- Directions: Translate this sentence from the payment backend overview below into Spanish: "A production-grade payment clearing and settlement backend built with Java 21 / Spring Boot 3.2, implementing core acquiring-bank workflows: authorization, capture, reversal, fraud screening, rate limiting, settlement, and event streaming."

A production-grade payment clearing and settlement backend built with Java 21 / Spring Boot 3.2, implementing core acquiring-bank workflows: authorization, capture, reversal, fraud screening, rate limiting, settlement, and event streaming.


Architecture

┌──────────────────────────────────────────────────────────────┐
│                     REST API  (port 8080)                     │
│               Spring Boot 3.2 · Tomcat 10.1                   │
└────────────────────────┬─────────────────────────────────────┘
                         │
         ┌───────────────┼────────────────┐
         ▼               ▼                ▼
   Authorization     Fraud Engine    Rate Limiter
   Service           (Chain of       (Redis Token
   (@Version         Responsibility) Bucket)
   optimistic lock)
         │               │                │
         └───────────────┼────────────────┘
                         ▼
               ┌──────────────────┐
               │   PostgreSQL 15   │  ←── Flyway migrations (V1, V2)
               │  (JPA/Hibernate)  │
               └─────────┬────────┘
                         │
               ┌─────────┴────────┐
               │   Apache Kafka    │  ←── transaction-events (6 partitions)

- Available data:
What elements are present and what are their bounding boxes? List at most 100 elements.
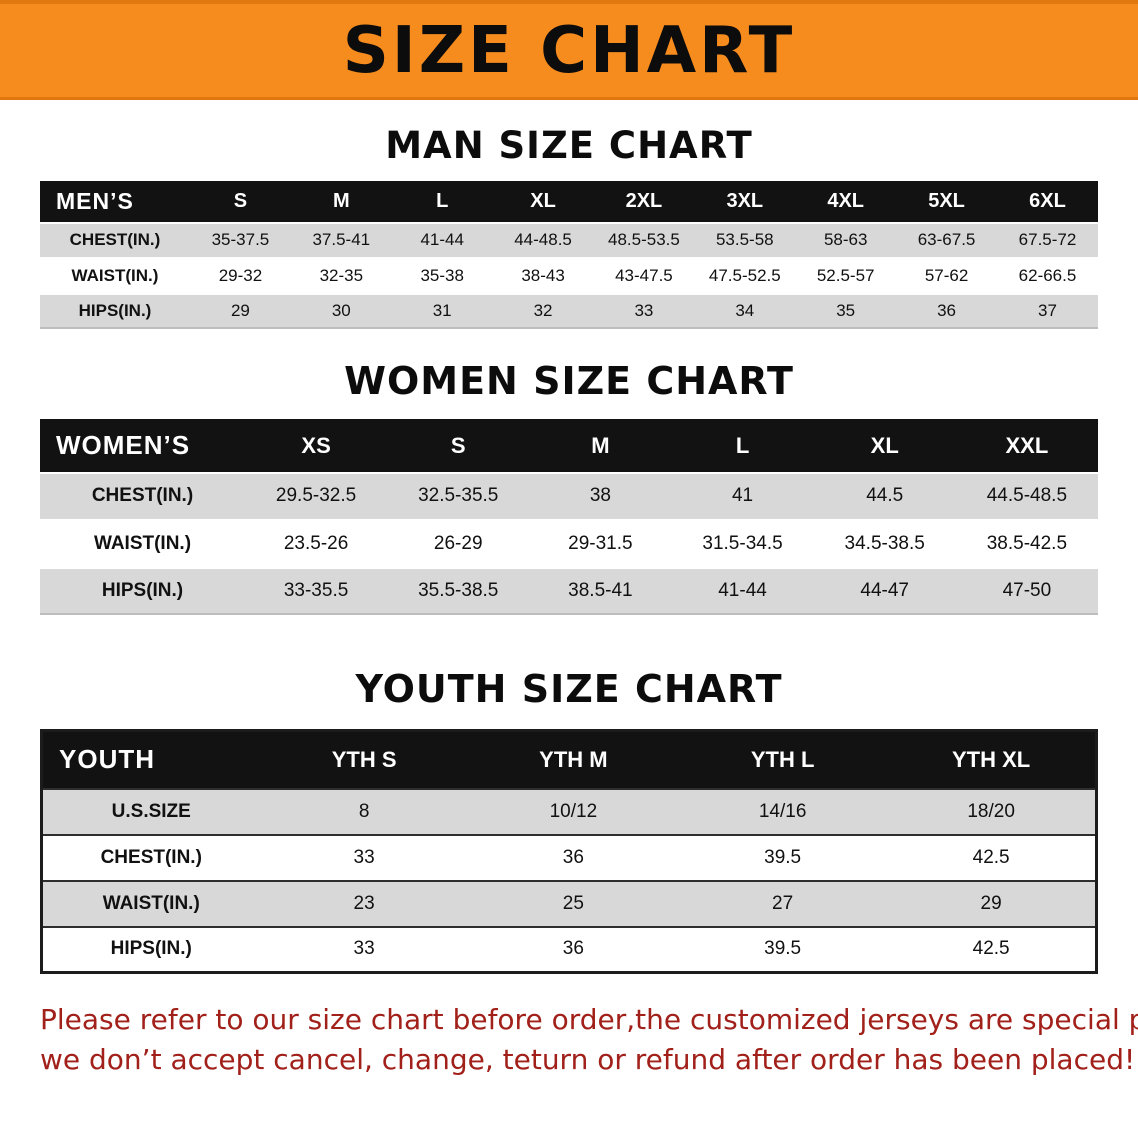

- Reply to the exercise: Un backend de compensación y liquidación de pagos de nivel de producción, desarrollado con Java 21 / Spring Boot 3.2, que implementa los flujos de trabajo principales de un banco adquirente: autorización, captura, reversión, detección de fraude, limitación de tasa, liquidación y transmisión de eventos.